Task prompt
Tally the lines in the data that follows that include the word "JSON", and report nothing but the total.

Provided data
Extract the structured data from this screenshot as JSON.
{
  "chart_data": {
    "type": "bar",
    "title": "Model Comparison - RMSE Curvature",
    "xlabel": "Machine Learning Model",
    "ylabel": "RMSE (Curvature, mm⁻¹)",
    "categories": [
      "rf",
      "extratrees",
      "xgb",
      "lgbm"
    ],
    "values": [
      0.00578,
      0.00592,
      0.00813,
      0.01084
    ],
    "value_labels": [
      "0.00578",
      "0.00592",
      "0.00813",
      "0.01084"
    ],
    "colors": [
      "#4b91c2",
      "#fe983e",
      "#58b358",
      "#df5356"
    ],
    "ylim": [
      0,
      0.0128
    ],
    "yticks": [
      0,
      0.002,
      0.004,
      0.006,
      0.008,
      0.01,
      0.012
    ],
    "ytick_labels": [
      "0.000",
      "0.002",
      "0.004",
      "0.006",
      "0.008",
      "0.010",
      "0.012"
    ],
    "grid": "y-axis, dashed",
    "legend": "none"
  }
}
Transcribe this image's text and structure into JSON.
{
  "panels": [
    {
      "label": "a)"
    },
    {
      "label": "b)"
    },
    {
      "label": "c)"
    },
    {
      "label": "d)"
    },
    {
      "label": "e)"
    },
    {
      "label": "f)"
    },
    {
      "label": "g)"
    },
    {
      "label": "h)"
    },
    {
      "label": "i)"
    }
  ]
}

Answer to this exercise
2